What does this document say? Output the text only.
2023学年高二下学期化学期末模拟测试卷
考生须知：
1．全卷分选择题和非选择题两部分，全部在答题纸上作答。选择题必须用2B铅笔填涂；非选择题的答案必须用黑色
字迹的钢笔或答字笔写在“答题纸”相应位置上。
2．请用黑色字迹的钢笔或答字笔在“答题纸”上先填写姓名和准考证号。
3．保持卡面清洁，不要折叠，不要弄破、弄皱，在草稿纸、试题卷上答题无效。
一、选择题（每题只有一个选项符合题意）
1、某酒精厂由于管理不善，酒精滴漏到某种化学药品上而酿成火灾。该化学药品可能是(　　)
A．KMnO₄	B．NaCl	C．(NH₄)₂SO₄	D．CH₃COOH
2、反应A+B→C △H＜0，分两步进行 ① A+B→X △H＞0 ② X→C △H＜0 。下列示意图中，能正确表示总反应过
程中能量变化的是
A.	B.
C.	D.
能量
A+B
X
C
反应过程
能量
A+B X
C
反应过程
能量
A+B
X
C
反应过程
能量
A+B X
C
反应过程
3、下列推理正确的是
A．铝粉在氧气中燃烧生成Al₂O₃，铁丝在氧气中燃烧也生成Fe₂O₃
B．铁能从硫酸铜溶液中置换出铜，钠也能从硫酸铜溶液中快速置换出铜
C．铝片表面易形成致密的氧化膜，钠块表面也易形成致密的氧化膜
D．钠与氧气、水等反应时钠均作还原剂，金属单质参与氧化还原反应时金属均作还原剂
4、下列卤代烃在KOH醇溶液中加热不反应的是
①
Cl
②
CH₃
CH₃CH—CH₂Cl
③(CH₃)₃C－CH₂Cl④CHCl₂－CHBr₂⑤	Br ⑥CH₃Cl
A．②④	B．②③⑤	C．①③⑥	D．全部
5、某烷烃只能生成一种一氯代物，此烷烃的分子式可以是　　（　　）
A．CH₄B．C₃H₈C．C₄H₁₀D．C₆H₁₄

AIM OF THE TASK: Repeat all the entries word for word.

EXERCISE RESULT:
What does this document say? Output the text only.
2023学年高二下学期化学期末模拟测试卷
考生须知：
1．全卷分选择题和非选择题两部分，全部在答题纸上作答。选择题必须用2B铅笔填涂；非选择题的答案必须用黑色
字迹的钢笔或答字笔写在“答题纸”相应位置上。
2．请用黑色字迹的钢笔或答字笔在“答题纸”上先填写姓名和准考证号。
3．保持卡面清洁，不要折叠，不要弄破、弄皱，在草稿纸、试题卷上答题无效。
一、选择题（每题只有一个选项符合题意）
1、某酒精厂由于管理不善，酒精滴漏到某种化学药品上而酿成火灾。该化学药品可能是(　　)
A．KMnO₄	B．NaCl	C．(NH₄)₂SO₄	D．CH₃COOH
2、反应A+B→C △H＜0，分两步进行 ① A+B→X △H＞0 ② X→C △H＜0 。下列示意图中，能正确表示总反应过
程中能量变化的是
A.	B.
C.	D.
能量
A+B
X
C
反应过程
能量
A+B X
C
反应过程
能量
A+B
X
C
反应过程
能量
A+B X
C
反应过程
3、下列推理正确的是
A．铝粉在氧气中燃烧生成Al₂O₃，铁丝在氧气中燃烧也生成Fe₂O₃
B．铁能从硫酸铜溶液中置换出铜，钠也能从硫酸铜溶液中快速置换出铜
C．铝片表面易形成致密的氧化膜，钠块表面也易形成致密的氧化膜
D．钠与氧气、水等反应时钠均作还原剂，金属单质参与氧化还原反应时金属均作还原剂
4、下列卤代烃在KOH醇溶液中加热不反应的是
①
Cl
②
CH₃
CH₃CH—CH₂Cl
③(CH₃)₃C－CH₂Cl④CHCl₂－CHBr₂⑤	Br ⑥CH₃Cl
A．②④	B．②③⑤	C．①③⑥	D．全部
5、某烷烃只能生成一种一氯代物，此烷烃的分子式可以是　　（　　）
A．CH₄B．C₃H₈C．C₄H₁₀D．C₆H₁₄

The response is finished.